§ What to do: Pick out all lines in the listing holding the string "page" and copy them.

==== Material for this task ====

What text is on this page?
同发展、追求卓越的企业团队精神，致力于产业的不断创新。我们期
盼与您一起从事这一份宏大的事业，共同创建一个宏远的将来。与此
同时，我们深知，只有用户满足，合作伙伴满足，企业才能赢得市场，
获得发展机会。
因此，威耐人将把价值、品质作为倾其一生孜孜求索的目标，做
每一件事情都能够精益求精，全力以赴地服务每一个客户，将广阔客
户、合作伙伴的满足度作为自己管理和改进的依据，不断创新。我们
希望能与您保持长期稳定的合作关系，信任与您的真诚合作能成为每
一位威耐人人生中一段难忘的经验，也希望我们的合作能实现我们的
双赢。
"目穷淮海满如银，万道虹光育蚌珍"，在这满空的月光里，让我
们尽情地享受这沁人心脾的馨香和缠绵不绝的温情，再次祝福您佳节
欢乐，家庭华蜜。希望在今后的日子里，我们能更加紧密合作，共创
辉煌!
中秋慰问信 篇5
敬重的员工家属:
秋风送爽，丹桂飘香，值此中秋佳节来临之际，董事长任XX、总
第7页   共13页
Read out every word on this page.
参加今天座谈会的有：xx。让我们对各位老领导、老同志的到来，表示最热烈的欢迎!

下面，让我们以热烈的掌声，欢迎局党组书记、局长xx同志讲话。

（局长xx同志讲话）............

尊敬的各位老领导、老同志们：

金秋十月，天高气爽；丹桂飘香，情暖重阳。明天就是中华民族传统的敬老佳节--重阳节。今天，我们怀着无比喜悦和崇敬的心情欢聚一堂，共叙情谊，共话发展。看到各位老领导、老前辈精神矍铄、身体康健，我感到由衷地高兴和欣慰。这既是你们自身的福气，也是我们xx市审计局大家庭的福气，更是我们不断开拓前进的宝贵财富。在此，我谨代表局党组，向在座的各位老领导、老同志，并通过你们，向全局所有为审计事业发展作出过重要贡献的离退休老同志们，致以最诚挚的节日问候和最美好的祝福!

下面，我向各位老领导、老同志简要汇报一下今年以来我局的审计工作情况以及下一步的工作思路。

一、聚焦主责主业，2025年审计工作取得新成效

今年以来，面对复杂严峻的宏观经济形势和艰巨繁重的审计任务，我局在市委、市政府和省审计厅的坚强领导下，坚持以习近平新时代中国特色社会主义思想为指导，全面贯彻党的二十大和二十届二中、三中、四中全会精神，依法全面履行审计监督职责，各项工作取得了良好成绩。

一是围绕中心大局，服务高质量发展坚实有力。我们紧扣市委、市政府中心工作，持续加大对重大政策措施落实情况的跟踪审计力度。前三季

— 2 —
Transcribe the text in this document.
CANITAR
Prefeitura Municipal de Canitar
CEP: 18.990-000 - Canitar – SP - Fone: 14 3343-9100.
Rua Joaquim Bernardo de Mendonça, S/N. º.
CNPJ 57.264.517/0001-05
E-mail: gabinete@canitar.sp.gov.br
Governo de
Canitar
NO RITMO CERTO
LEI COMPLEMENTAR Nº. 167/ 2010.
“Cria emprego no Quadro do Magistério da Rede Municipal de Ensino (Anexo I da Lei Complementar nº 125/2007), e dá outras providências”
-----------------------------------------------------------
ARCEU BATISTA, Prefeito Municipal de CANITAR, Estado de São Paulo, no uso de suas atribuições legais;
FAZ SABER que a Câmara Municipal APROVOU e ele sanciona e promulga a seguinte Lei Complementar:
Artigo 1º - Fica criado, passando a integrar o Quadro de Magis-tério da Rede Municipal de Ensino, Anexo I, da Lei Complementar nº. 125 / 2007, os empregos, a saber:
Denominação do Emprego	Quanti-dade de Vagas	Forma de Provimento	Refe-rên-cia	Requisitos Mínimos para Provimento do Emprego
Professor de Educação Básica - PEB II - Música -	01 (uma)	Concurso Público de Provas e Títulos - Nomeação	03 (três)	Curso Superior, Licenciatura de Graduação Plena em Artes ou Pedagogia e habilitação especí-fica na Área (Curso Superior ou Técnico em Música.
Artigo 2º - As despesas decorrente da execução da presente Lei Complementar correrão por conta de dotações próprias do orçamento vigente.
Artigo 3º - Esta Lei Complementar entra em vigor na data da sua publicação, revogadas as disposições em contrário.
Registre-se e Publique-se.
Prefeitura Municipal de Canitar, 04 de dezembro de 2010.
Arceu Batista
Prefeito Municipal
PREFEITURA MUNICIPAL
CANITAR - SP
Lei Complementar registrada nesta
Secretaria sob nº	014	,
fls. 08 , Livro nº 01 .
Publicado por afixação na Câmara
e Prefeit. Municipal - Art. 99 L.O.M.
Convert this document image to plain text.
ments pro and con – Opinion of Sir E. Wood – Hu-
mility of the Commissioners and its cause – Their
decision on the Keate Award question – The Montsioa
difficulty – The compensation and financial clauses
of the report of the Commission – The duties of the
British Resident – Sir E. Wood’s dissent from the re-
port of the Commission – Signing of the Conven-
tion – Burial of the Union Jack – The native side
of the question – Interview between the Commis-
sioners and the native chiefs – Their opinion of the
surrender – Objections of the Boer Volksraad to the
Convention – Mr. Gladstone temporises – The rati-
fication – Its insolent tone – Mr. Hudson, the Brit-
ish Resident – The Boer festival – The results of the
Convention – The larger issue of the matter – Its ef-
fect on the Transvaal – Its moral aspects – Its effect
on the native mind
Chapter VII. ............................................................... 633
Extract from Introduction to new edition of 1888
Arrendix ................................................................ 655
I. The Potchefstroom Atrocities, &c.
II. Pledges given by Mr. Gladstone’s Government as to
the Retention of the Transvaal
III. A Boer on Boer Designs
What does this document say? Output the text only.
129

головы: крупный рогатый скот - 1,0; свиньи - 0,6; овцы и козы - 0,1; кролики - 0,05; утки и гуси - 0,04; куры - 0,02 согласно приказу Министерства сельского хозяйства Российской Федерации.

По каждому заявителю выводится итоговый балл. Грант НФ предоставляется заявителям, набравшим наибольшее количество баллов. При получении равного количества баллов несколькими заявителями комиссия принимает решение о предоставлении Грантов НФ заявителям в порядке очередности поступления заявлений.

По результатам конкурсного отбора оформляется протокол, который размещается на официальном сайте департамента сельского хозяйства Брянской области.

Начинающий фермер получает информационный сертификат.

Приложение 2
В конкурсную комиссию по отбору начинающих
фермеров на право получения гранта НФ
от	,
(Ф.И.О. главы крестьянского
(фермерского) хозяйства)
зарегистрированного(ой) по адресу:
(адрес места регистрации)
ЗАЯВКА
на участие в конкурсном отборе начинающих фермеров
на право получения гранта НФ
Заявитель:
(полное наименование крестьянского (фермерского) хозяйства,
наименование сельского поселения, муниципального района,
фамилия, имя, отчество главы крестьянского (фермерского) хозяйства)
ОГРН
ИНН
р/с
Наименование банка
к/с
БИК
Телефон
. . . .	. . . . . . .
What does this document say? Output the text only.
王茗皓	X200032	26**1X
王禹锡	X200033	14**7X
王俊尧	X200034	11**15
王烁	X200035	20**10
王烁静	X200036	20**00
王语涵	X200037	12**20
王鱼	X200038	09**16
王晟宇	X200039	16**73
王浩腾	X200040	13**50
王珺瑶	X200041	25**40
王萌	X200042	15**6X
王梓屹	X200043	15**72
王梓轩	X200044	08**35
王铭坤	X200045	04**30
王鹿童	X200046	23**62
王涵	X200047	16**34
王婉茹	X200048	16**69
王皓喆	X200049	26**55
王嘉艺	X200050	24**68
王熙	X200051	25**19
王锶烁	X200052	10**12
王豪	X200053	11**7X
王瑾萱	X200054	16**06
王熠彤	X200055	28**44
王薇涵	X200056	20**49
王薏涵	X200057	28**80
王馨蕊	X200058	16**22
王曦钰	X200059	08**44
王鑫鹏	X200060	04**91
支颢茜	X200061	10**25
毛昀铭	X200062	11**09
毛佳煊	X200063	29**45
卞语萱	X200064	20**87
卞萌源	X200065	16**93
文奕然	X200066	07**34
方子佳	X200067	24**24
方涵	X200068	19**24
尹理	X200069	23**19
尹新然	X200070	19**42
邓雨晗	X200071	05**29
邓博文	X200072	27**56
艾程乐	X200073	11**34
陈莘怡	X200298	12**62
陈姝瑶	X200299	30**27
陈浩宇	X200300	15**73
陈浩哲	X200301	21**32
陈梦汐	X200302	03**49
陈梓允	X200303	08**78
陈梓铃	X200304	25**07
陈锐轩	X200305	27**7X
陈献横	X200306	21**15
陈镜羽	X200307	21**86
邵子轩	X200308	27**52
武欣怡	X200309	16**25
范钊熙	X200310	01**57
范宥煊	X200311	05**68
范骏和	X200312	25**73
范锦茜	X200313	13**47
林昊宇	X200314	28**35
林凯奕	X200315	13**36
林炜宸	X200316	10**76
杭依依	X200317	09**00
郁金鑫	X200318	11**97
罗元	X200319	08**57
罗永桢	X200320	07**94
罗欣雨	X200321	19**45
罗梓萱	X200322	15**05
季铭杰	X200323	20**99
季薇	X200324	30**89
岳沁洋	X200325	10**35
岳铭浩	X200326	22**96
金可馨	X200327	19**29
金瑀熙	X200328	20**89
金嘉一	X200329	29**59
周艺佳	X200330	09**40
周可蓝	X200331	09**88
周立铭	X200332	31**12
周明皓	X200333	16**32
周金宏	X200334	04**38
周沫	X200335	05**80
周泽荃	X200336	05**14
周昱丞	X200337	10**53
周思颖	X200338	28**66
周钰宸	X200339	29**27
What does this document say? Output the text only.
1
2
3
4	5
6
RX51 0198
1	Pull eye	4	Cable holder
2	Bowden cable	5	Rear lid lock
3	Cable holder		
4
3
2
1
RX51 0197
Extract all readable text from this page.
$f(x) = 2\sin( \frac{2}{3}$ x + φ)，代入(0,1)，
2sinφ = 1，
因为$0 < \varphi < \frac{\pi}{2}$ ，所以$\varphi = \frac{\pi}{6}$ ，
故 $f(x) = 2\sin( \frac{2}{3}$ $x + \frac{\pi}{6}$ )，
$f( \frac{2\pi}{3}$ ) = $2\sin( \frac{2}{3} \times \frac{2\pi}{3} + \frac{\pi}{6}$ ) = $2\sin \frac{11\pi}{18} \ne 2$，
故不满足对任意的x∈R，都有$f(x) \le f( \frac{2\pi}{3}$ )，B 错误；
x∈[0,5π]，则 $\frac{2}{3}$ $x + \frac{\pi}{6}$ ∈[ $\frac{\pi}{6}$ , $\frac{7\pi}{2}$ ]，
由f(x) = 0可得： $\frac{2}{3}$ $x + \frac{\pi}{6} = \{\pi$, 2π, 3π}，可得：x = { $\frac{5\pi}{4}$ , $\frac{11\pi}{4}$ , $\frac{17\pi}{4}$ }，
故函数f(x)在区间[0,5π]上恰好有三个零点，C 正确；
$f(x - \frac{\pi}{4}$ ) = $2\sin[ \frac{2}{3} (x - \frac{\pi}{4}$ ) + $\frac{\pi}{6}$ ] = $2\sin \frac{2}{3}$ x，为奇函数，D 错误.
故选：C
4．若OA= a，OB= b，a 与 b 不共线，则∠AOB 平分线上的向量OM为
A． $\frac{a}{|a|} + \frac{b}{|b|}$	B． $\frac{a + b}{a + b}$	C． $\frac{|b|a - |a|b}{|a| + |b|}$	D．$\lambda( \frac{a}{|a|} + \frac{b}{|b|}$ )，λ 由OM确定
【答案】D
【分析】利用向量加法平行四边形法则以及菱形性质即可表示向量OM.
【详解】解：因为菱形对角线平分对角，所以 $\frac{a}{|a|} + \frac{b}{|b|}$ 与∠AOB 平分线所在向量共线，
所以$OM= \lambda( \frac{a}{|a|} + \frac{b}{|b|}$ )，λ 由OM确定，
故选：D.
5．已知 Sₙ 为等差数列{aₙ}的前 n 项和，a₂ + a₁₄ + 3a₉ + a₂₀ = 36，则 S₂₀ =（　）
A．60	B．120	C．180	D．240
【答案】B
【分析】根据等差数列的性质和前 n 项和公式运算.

====

§ Task result:
What text is on this page?
Read out every word on this page.
Extract all readable text from this page.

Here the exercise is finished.